### Exercise task:
Transcribe the records below exactly as they appear, omitting any pictures.

### Given entries:

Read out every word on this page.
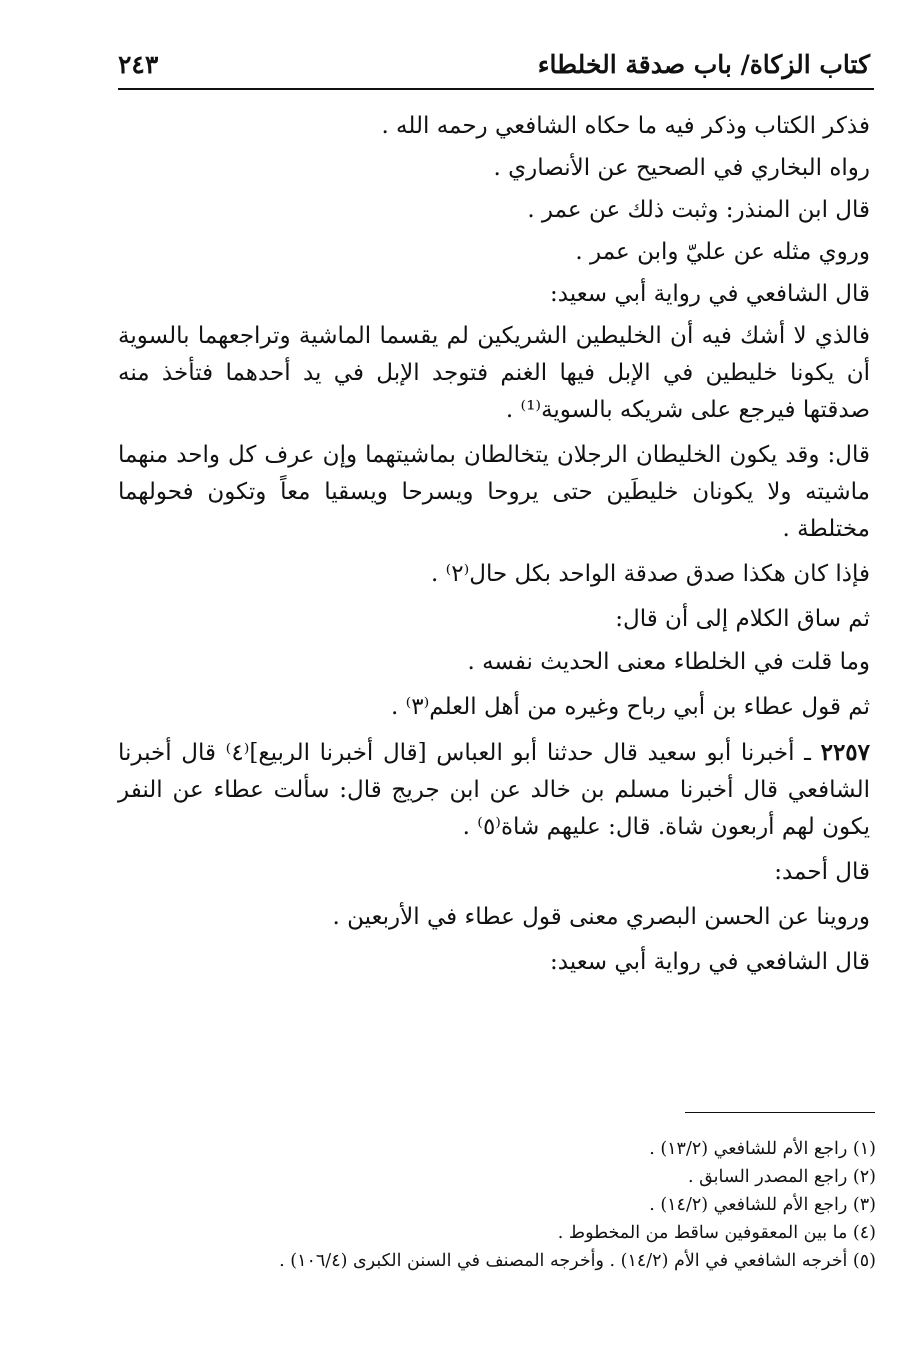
كتاب الزكاة/ باب صدقة الخلطاء
٢٤٣

فذكر الكتاب وذكر فيه ما حكاه الشافعي رحمه الله .

رواه البخاري في الصحيح عن الأنصاري .

قال ابن المنذر: وثبت ذلك عن عمر .

وروي مثله عن عليّ وابن عمر .

قال الشافعي في رواية أبي سعيد:

فالذي لا أشك فيه أن الخليطين الشريكين لم يقسما الماشية وتراجعهما بالسوية أن يكونا خليطين في الإبل فيها الغنم فتوجد الإبل في يد أحدهما فتأخذ منه صدقتها فيرجع على شريكه بالسوية⁽¹⁾ .

قال: وقد يكون الخليطان الرجلان يتخالطان بماشيتهما وإن عرف كل واحد منهما ماشيته ولا يكونان خليطَين حتى يروحا ويسرحا ويسقيا معاً وتكون فحولهما مختلطة .

فإذا كان هكذا صدق صدقة الواحد بكل حال⁽٢⁾ .

ثم ساق الكلام إلى أن قال:

وما قلت في الخلطاء معنى الحديث نفسه .

ثم قول عطاء بن أبي رباح وغيره من أهل العلم⁽٣⁾ .

٢٢٥٧ ـ أخبرنا أبو سعيد قال حدثنا أبو العباس [قال أخبرنا الربيع]⁽٤⁾ قال أخبرنا الشافعي قال أخبرنا مسلم بن خالد عن ابن جريج قال: سألت عطاء عن النفر يكون لهم أربعون شاة. قال: عليهم شاة⁽٥⁾ .

قال أحمد:

وروينا عن الحسن البصري معنى قول عطاء في الأربعين .

قال الشافعي في رواية أبي سعيد:

(١) راجع الأم للشافعي (١٣/٢) .

(٢) راجع المصدر السابق .

(٣) راجع الأم للشافعي (١٤/٢) .

(٤) ما بين المعقوفين ساقط من المخطوط .

(٥) أخرجه الشافعي في الأم (١٤/٢) . وأخرجه المصنف في السنن الكبرى (١٠٦/٤) .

### Response:
Read out every word on this page.
كتاب الزكاة/ باب صدقة الخلطاء
٢٤٣

فذكر الكتاب وذكر فيه ما حكاه الشافعي رحمه الله .

رواه البخاري في الصحيح عن الأنصاري .

قال ابن المنذر: وثبت ذلك عن عمر .

وروي مثله عن عليّ وابن عمر .

قال الشافعي في رواية أبي سعيد:

فالذي لا أشك فيه أن الخليطين الشريكين لم يقسما الماشية وتراجعهما بالسوية أن يكونا خليطين في الإبل فيها الغنم فتوجد الإبل في يد أحدهما فتأخذ منه صدقتها فيرجع على شريكه بالسوية⁽¹⁾ .

قال: وقد يكون الخليطان الرجلان يتخالطان بماشيتهما وإن عرف كل واحد منهما ماشيته ولا يكونان خليطَين حتى يروحا ويسرحا ويسقيا معاً وتكون فحولهما مختلطة .

فإذا كان هكذا صدق صدقة الواحد بكل حال⁽٢⁾ .

ثم ساق الكلام إلى أن قال:

وما قلت في الخلطاء معنى الحديث نفسه .

ثم قول عطاء بن أبي رباح وغيره من أهل العلم⁽٣⁾ .

٢٢٥٧ ـ أخبرنا أبو سعيد قال حدثنا أبو العباس [قال أخبرنا الربيع]⁽٤⁾ قال أخبرنا الشافعي قال أخبرنا مسلم بن خالد عن ابن جريج قال: سألت عطاء عن النفر يكون لهم أربعون شاة. قال: عليهم شاة⁽٥⁾ .

قال أحمد:

وروينا عن الحسن البصري معنى قول عطاء في الأربعين .

قال الشافعي في رواية أبي سعيد:

(١) راجع الأم للشافعي (١٣/٢) .

(٢) راجع المصدر السابق .

(٣) راجع الأم للشافعي (١٤/٢) .

(٤) ما بين المعقوفين ساقط من المخطوط .

(٥) أخرجه الشافعي في الأم (١٤/٢) . وأخرجه المصنف في السنن الكبرى (١٠٦/٤) .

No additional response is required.